*Task data*:
● ● ●

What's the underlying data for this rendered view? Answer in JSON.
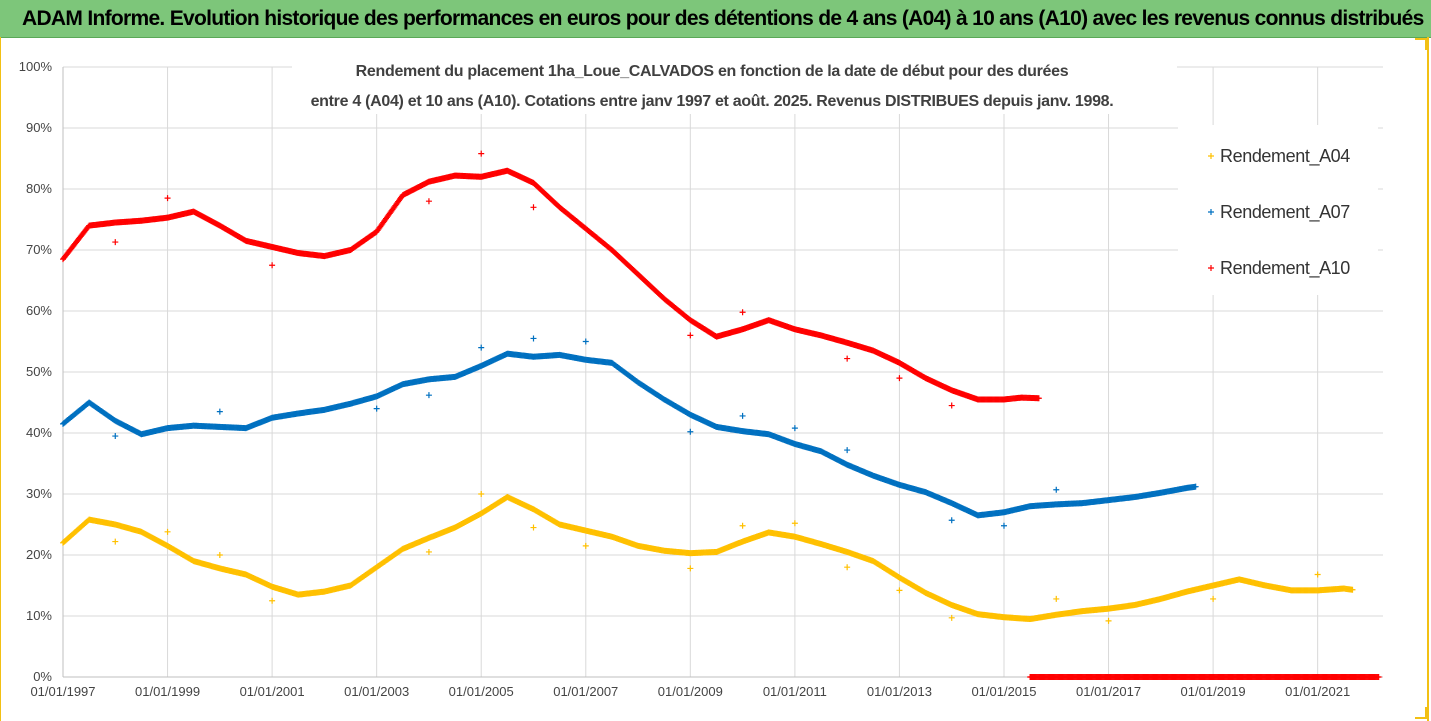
{
  "banner": {
    "title": "ADAM Informe. Evolution historique des performances en euros pour des détentions de 4 ans (A04) à 10 ans (A10) avec les revenus connus distribués"
  },
  "colors": {
    "banner": "#7dc67a",
    "frame": "#f2c014",
    "Rendement_A04": "#ffc000",
    "Rendement_A07": "#0070c0",
    "Rendement_A10": "#ff0000"
  },
  "chart_data": {
    "type": "scatter",
    "title_line1": "Rendement du placement 1ha_Loue_CALVADOS en fonction de la date de début pour des durées",
    "title_line2": "entre 4 (A04) et 10 ans (A10). Cotations entre janv 1997 et août. 2025. Revenus DISTRIBUES depuis janv. 1998.",
    "xlabel": "",
    "ylabel": "",
    "x_axis": "date",
    "xlim": [
      "01/01/1997",
      "01/04/2022"
    ],
    "ylim": [
      0,
      1
    ],
    "y_ticks": [
      "0%",
      "10%",
      "20%",
      "30%",
      "40%",
      "50%",
      "60%",
      "70%",
      "80%",
      "90%",
      "100%"
    ],
    "x_ticks": [
      "01/01/1997",
      "01/01/1999",
      "01/01/2001",
      "01/01/2003",
      "01/01/2005",
      "01/01/2007",
      "01/01/2009",
      "01/01/2011",
      "01/01/2013",
      "01/01/2015",
      "01/01/2017",
      "01/01/2019",
      "01/01/2021"
    ],
    "grid": true,
    "legend_position": "right",
    "series": [
      {
        "name": "Rendement_A04",
        "color": "#ffc000",
        "points": [
          [
            "1997-01",
            0.22
          ],
          [
            "1997-07",
            0.258
          ],
          [
            "1998-01",
            0.25
          ],
          [
            "1998-07",
            0.238
          ],
          [
            "1999-01",
            0.215
          ],
          [
            "1999-07",
            0.19
          ],
          [
            "2000-01",
            0.178
          ],
          [
            "2000-07",
            0.168
          ],
          [
            "2001-01",
            0.148
          ],
          [
            "2001-07",
            0.135
          ],
          [
            "2002-01",
            0.14
          ],
          [
            "2002-07",
            0.15
          ],
          [
            "2003-01",
            0.18
          ],
          [
            "2003-07",
            0.21
          ],
          [
            "2004-01",
            0.228
          ],
          [
            "2004-07",
            0.245
          ],
          [
            "2005-01",
            0.268
          ],
          [
            "2005-07",
            0.295
          ],
          [
            "2006-01",
            0.275
          ],
          [
            "2006-07",
            0.25
          ],
          [
            "2007-01",
            0.24
          ],
          [
            "2007-07",
            0.23
          ],
          [
            "2008-01",
            0.215
          ],
          [
            "2008-07",
            0.207
          ],
          [
            "2009-01",
            0.203
          ],
          [
            "2009-07",
            0.205
          ],
          [
            "2010-01",
            0.222
          ],
          [
            "2010-07",
            0.237
          ],
          [
            "2011-01",
            0.23
          ],
          [
            "2011-07",
            0.218
          ],
          [
            "2012-01",
            0.205
          ],
          [
            "2012-07",
            0.19
          ],
          [
            "2013-01",
            0.163
          ],
          [
            "2013-07",
            0.138
          ],
          [
            "2014-01",
            0.118
          ],
          [
            "2014-07",
            0.103
          ],
          [
            "2015-01",
            0.098
          ],
          [
            "2015-07",
            0.095
          ],
          [
            "2016-01",
            0.102
          ],
          [
            "2016-07",
            0.108
          ],
          [
            "2017-01",
            0.112
          ],
          [
            "2017-07",
            0.118
          ],
          [
            "2018-01",
            0.128
          ],
          [
            "2018-07",
            0.14
          ],
          [
            "2019-01",
            0.15
          ],
          [
            "2019-07",
            0.16
          ],
          [
            "2020-01",
            0.15
          ],
          [
            "2020-07",
            0.142
          ],
          [
            "2021-01",
            0.142
          ],
          [
            "2021-07",
            0.145
          ],
          [
            "2021-09",
            0.143
          ]
        ]
      },
      {
        "name": "Rendement_A07",
        "color": "#0070c0",
        "points": [
          [
            "1997-01",
            0.415
          ],
          [
            "1997-07",
            0.45
          ],
          [
            "1998-01",
            0.42
          ],
          [
            "1998-07",
            0.398
          ],
          [
            "1999-01",
            0.408
          ],
          [
            "1999-07",
            0.412
          ],
          [
            "2000-01",
            0.41
          ],
          [
            "2000-07",
            0.408
          ],
          [
            "2001-01",
            0.425
          ],
          [
            "2001-07",
            0.432
          ],
          [
            "2002-01",
            0.438
          ],
          [
            "2002-07",
            0.448
          ],
          [
            "2003-01",
            0.46
          ],
          [
            "2003-07",
            0.48
          ],
          [
            "2004-01",
            0.488
          ],
          [
            "2004-07",
            0.492
          ],
          [
            "2005-01",
            0.51
          ],
          [
            "2005-07",
            0.53
          ],
          [
            "2006-01",
            0.525
          ],
          [
            "2006-07",
            0.528
          ],
          [
            "2007-01",
            0.52
          ],
          [
            "2007-07",
            0.515
          ],
          [
            "2008-01",
            0.483
          ],
          [
            "2008-07",
            0.455
          ],
          [
            "2009-01",
            0.43
          ],
          [
            "2009-07",
            0.41
          ],
          [
            "2010-01",
            0.403
          ],
          [
            "2010-07",
            0.398
          ],
          [
            "2011-01",
            0.382
          ],
          [
            "2011-07",
            0.37
          ],
          [
            "2012-01",
            0.348
          ],
          [
            "2012-07",
            0.33
          ],
          [
            "2013-01",
            0.315
          ],
          [
            "2013-07",
            0.303
          ],
          [
            "2014-01",
            0.285
          ],
          [
            "2014-07",
            0.265
          ],
          [
            "2015-01",
            0.27
          ],
          [
            "2015-07",
            0.28
          ],
          [
            "2016-01",
            0.283
          ],
          [
            "2016-07",
            0.285
          ],
          [
            "2017-01",
            0.29
          ],
          [
            "2017-07",
            0.295
          ],
          [
            "2018-01",
            0.302
          ],
          [
            "2018-07",
            0.31
          ],
          [
            "2018-09",
            0.312
          ]
        ]
      },
      {
        "name": "Rendement_A10",
        "color": "#ff0000",
        "points": [
          [
            "1997-01",
            0.685
          ],
          [
            "1997-07",
            0.74
          ],
          [
            "1998-01",
            0.745
          ],
          [
            "1998-07",
            0.748
          ],
          [
            "1999-01",
            0.753
          ],
          [
            "1999-07",
            0.763
          ],
          [
            "2000-01",
            0.74
          ],
          [
            "2000-07",
            0.715
          ],
          [
            "2001-01",
            0.705
          ],
          [
            "2001-07",
            0.695
          ],
          [
            "2002-01",
            0.69
          ],
          [
            "2002-07",
            0.7
          ],
          [
            "2003-01",
            0.73
          ],
          [
            "2003-07",
            0.79
          ],
          [
            "2004-01",
            0.812
          ],
          [
            "2004-07",
            0.822
          ],
          [
            "2005-01",
            0.82
          ],
          [
            "2005-07",
            0.83
          ],
          [
            "2006-01",
            0.81
          ],
          [
            "2006-07",
            0.77
          ],
          [
            "2007-01",
            0.735
          ],
          [
            "2007-07",
            0.7
          ],
          [
            "2008-01",
            0.66
          ],
          [
            "2008-07",
            0.62
          ],
          [
            "2009-01",
            0.585
          ],
          [
            "2009-07",
            0.558
          ],
          [
            "2010-01",
            0.57
          ],
          [
            "2010-07",
            0.585
          ],
          [
            "2011-01",
            0.57
          ],
          [
            "2011-07",
            0.56
          ],
          [
            "2012-01",
            0.548
          ],
          [
            "2012-07",
            0.535
          ],
          [
            "2013-01",
            0.515
          ],
          [
            "2013-07",
            0.49
          ],
          [
            "2014-01",
            0.47
          ],
          [
            "2014-07",
            0.455
          ],
          [
            "2015-01",
            0.455
          ],
          [
            "2015-05",
            0.458
          ],
          [
            "2015-09",
            0.457
          ]
        ]
      },
      {
        "name": "Rendement_A10",
        "color": "#ff0000",
        "points": [
          [
            "2015-07",
            0.0
          ],
          [
            "2022-03",
            0.0
          ]
        ]
      }
    ],
    "outliers": {
      "Rendement_A04": [
        [
          "1998-01",
          0.222
        ],
        [
          "1999-01",
          0.238
        ],
        [
          "2000-01",
          0.2
        ],
        [
          "2001-01",
          0.125
        ],
        [
          "2004-01",
          0.205
        ],
        [
          "2005-01",
          0.3
        ],
        [
          "2006-01",
          0.245
        ],
        [
          "2007-01",
          0.215
        ],
        [
          "2009-01",
          0.178
        ],
        [
          "2010-01",
          0.248
        ],
        [
          "2011-01",
          0.252
        ],
        [
          "2012-01",
          0.18
        ],
        [
          "2013-01",
          0.142
        ],
        [
          "2014-01",
          0.097
        ],
        [
          "2016-01",
          0.128
        ],
        [
          "2017-01",
          0.092
        ],
        [
          "2019-01",
          0.128
        ],
        [
          "2021-01",
          0.168
        ]
      ],
      "Rendement_A07": [
        [
          "1998-01",
          0.395
        ],
        [
          "2000-01",
          0.435
        ],
        [
          "2003-01",
          0.44
        ],
        [
          "2004-01",
          0.462
        ],
        [
          "2005-01",
          0.54
        ],
        [
          "2006-01",
          0.555
        ],
        [
          "2007-01",
          0.55
        ],
        [
          "2009-01",
          0.402
        ],
        [
          "2010-01",
          0.428
        ],
        [
          "2011-01",
          0.408
        ],
        [
          "2012-01",
          0.372
        ],
        [
          "2014-01",
          0.257
        ],
        [
          "2015-01",
          0.248
        ],
        [
          "2016-01",
          0.307
        ]
      ],
      "Rendement_A10": [
        [
          "1998-01",
          0.713
        ],
        [
          "1999-01",
          0.785
        ],
        [
          "2001-01",
          0.675
        ],
        [
          "2004-01",
          0.78
        ],
        [
          "2005-01",
          0.858
        ],
        [
          "2006-01",
          0.77
        ],
        [
          "2009-01",
          0.56
        ],
        [
          "2010-01",
          0.598
        ],
        [
          "2012-01",
          0.522
        ],
        [
          "2013-01",
          0.49
        ],
        [
          "2014-01",
          0.445
        ]
      ]
    }
  }
}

● ● ●

*Aim*: Which lines include "pour"? Copy each of them out.

*The output*:
    "title": "ADAM Informe. Evolution historique des performances en euros pour des détentions de 4 ans (A04) à 10 ans (A10) avec les revenus connus distribués"
    "title_line1": "Rendement du placement 1ha_Loue_CALVADOS en fonction de la date de début pour des durées",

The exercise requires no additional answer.